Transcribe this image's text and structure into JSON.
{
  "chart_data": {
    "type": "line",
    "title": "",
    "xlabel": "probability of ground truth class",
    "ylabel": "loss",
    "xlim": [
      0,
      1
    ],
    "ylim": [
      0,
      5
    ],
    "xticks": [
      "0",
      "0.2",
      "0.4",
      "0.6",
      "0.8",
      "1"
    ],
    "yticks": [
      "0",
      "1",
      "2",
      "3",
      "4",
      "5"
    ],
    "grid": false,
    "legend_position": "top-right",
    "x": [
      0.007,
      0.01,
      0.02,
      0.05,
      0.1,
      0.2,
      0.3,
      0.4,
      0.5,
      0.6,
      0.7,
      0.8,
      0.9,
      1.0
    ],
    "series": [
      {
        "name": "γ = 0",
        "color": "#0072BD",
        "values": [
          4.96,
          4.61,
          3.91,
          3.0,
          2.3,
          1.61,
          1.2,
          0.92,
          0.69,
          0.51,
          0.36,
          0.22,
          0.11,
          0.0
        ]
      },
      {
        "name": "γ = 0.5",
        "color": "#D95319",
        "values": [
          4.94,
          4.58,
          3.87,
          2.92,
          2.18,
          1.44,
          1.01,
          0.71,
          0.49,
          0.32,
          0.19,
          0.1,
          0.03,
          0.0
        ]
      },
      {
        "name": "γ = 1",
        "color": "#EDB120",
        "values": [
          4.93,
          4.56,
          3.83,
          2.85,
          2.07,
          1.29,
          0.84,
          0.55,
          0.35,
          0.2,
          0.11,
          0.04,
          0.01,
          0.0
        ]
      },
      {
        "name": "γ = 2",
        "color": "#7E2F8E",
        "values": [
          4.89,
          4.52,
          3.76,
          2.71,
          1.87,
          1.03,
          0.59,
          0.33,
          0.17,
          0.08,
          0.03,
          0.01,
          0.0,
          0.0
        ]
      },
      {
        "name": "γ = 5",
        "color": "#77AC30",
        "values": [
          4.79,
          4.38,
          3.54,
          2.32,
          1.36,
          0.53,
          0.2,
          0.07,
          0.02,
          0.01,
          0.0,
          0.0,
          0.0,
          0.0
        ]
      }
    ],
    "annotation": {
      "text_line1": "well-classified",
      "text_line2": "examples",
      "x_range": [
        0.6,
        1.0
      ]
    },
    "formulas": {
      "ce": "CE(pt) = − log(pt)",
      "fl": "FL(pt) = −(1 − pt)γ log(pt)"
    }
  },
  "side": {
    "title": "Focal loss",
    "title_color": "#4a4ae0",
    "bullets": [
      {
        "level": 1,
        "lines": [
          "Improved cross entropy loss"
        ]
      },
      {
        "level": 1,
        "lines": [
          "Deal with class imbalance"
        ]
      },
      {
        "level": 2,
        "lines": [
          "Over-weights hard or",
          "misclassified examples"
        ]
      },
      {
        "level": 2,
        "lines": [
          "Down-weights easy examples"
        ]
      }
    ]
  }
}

Work instructions: All of the entries must be quoted exactly; please include each one.

Answer:
Transcribe this image's text and structure into JSON.
{
  "chart_data": {
    "type": "line",
    "title": "",
    "xlabel": "probability of ground truth class",
    "ylabel": "loss",
    "xlim": [
      0,
      1
    ],
    "ylim": [
      0,
      5
    ],
    "xticks": [
      "0",
      "0.2",
      "0.4",
      "0.6",
      "0.8",
      "1"
    ],
    "yticks": [
      "0",
      "1",
      "2",
      "3",
      "4",
      "5"
    ],
    "grid": false,
    "legend_position": "top-right",
    "x": [
      0.007,
      0.01,
      0.02,
      0.05,
      0.1,
      0.2,
      0.3,
      0.4,
      0.5,
      0.6,
      0.7,
      0.8,
      0.9,
      1.0
    ],
    "series": [
      {
        "name": "γ = 0",
        "color": "#0072BD",
        "values": [
          4.96,
          4.61,
          3.91,
          3.0,
          2.3,
          1.61,
          1.2,
          0.92,
          0.69,
          0.51,
          0.36,
          0.22,
          0.11,
          0.0
        ]
      },
      {
        "name": "γ = 0.5",
        "color": "#D95319",
        "values": [
          4.94,
          4.58,
          3.87,
          2.92,
          2.18,
          1.44,
          1.01,
          0.71,
          0.49,
          0.32,
          0.19,
          0.1,
          0.03,
          0.0
        ]
      },
      {
        "name": "γ = 1",
        "color": "#EDB120",
        "values": [
          4.93,
          4.56,
          3.83,
          2.85,
          2.07,
          1.29,
          0.84,
          0.55,
          0.35,
          0.2,
          0.11,
          0.04,
          0.01,
          0.0
        ]
      },
      {
        "name": "γ = 2",
        "color": "#7E2F8E",
        "values": [
          4.89,
          4.52,
          3.76,
          2.71,
          1.87,
          1.03,
          0.59,
          0.33,
          0.17,
          0.08,
          0.03,
          0.01,
          0.0,
          0.0
        ]
      },
      {
        "name": "γ = 5",
        "color": "#77AC30",
        "values": [
          4.79,
          4.38,
          3.54,
          2.32,
          1.36,
          0.53,
          0.2,
          0.07,
          0.02,
          0.01,
          0.0,
          0.0,
          0.0,
          0.0
        ]
      }
    ],
    "annotation": {
      "text_line1": "well-classified",
      "text_line2": "examples",
      "x_range": [
        0.6,
        1.0
      ]
    },
    "formulas": {
      "ce": "CE(pt) = − log(pt)",
      "fl": "FL(pt) = −(1 − pt)γ log(pt)"
    }
  },
  "side": {
    "title": "Focal loss",
    "title_color": "#4a4ae0",
    "bullets": [
      {
        "level": 1,
        "lines": [
          "Improved cross entropy loss"
        ]
      },
      {
        "level": 1,
        "lines": [
          "Deal with class imbalance"
        ]
      },
      {
        "level": 2,
        "lines": [
          "Over-weights hard or",
          "misclassified examples"
        ]
      },
      {
        "level": 2,
        "lines": [
          "Down-weights easy examples"
        ]
      }
    ]
  }
}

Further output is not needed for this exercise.